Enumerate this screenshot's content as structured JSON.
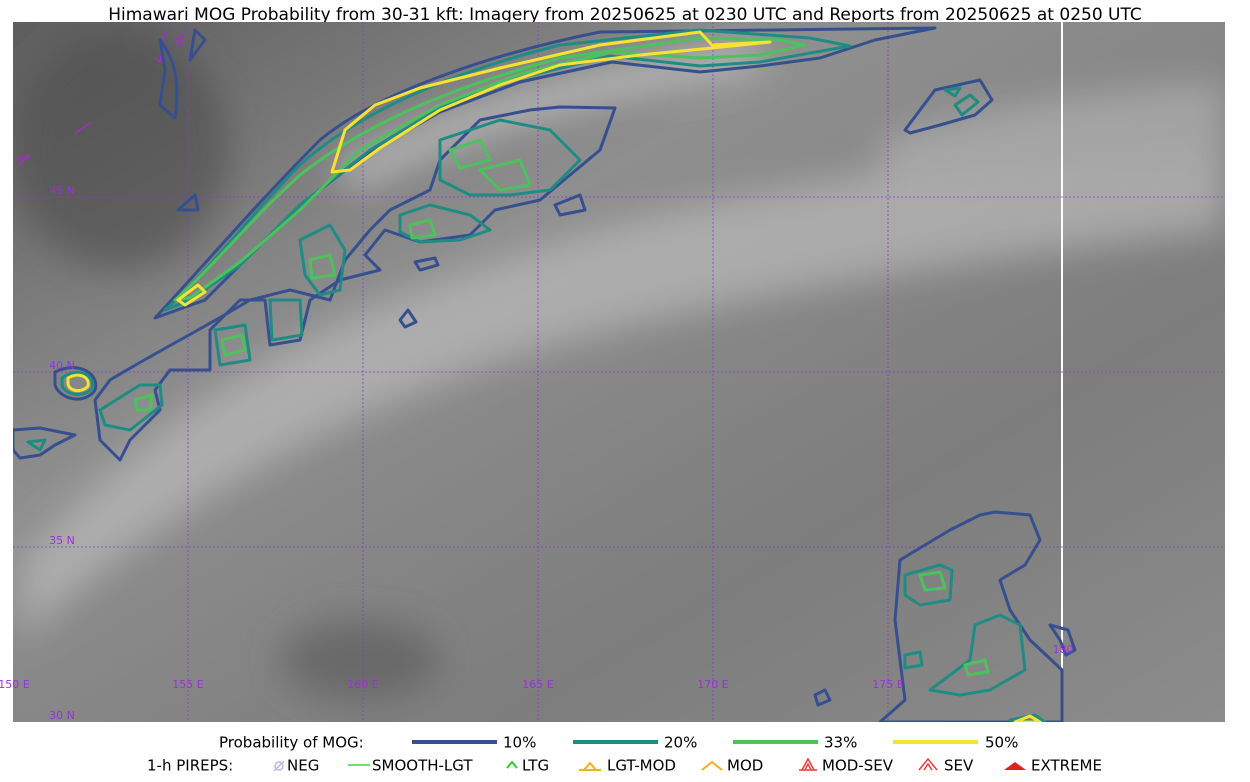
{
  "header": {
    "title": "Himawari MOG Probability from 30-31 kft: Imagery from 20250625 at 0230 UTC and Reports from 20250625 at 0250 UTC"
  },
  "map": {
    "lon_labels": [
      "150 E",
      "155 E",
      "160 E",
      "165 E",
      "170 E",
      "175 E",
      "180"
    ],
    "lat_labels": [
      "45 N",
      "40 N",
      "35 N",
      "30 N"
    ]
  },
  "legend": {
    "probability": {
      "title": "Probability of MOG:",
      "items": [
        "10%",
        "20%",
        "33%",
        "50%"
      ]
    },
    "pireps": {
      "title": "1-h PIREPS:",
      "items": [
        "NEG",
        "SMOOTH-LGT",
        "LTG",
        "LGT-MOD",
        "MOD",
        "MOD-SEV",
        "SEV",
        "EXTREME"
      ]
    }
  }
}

■ ■ ■ ■ ■

What the task requires: Repeat the data exactly, excluding the pictures.

Result:
Enumerate this screenshot's content as structured JSON.
{
  "header": {
    "title": "Himawari MOG Probability from 30-31 kft: Imagery from 20250625 at 0230 UTC and Reports from 20250625 at 0250 UTC"
  },
  "map": {
    "lon_labels": [
      "150 E",
      "155 E",
      "160 E",
      "165 E",
      "170 E",
      "175 E",
      "180"
    ],
    "lat_labels": [
      "45 N",
      "40 N",
      "35 N",
      "30 N"
    ]
  },
  "legend": {
    "probability": {
      "title": "Probability of MOG:",
      "items": [
        "10%",
        "20%",
        "33%",
        "50%"
      ]
    },
    "pireps": {
      "title": "1-h PIREPS:",
      "items": [
        "NEG",
        "SMOOTH-LGT",
        "LTG",
        "LGT-MOD",
        "MOD",
        "MOD-SEV",
        "SEV",
        "EXTREME"
      ]
    }
  }
}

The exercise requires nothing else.